> _The problem_: Collect each line of the entries that holds the string "death".

[Entries taken from a collection]
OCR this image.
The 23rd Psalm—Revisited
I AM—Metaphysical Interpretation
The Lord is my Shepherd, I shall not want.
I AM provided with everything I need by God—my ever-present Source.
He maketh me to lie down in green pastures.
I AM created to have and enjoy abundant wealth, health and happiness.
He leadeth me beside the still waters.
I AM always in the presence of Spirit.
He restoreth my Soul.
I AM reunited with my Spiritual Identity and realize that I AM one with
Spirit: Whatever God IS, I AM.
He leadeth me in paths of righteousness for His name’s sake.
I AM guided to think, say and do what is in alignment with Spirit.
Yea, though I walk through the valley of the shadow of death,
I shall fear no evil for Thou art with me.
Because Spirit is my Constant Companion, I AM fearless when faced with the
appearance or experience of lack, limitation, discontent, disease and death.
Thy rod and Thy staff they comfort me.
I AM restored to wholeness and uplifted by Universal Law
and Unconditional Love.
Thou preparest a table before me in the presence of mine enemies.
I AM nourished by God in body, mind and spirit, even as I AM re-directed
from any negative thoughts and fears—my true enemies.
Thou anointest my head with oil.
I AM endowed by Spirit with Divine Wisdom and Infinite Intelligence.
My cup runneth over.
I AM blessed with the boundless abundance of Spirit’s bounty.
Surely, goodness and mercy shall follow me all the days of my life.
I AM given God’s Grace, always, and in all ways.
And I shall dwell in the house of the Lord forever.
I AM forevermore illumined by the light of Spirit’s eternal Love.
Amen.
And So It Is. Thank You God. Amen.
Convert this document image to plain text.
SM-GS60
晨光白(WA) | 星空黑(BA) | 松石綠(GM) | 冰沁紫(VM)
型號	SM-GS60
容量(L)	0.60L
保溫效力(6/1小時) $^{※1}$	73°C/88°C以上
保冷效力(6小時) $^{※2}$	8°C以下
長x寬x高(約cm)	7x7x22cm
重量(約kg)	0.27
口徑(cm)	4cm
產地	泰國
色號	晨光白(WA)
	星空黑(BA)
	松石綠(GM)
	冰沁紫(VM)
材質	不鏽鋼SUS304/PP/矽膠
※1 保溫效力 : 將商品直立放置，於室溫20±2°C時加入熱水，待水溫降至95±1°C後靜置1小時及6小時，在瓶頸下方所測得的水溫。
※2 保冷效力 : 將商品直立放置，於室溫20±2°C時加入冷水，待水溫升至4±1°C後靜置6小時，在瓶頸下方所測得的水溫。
---
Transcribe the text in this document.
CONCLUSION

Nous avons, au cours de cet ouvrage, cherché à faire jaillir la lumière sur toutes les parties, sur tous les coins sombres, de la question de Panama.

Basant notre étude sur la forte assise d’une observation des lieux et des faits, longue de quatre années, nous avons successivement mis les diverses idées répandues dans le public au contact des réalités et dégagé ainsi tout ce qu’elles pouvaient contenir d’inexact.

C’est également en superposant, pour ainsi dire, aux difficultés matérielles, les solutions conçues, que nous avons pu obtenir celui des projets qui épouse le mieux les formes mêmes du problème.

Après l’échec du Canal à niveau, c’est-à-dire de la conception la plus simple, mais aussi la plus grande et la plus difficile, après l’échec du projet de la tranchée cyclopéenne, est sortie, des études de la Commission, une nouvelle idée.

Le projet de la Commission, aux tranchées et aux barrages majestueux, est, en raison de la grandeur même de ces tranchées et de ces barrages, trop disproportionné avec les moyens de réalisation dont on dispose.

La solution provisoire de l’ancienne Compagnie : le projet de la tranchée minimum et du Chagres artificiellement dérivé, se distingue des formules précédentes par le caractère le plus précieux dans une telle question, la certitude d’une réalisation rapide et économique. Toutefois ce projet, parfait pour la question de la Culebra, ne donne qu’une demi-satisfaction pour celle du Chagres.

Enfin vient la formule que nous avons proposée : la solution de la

> _Complete response_:
Yea, though I walk through the valley of the shadow of death,
appearance or experience of lack, limitation, discontent, disease and death.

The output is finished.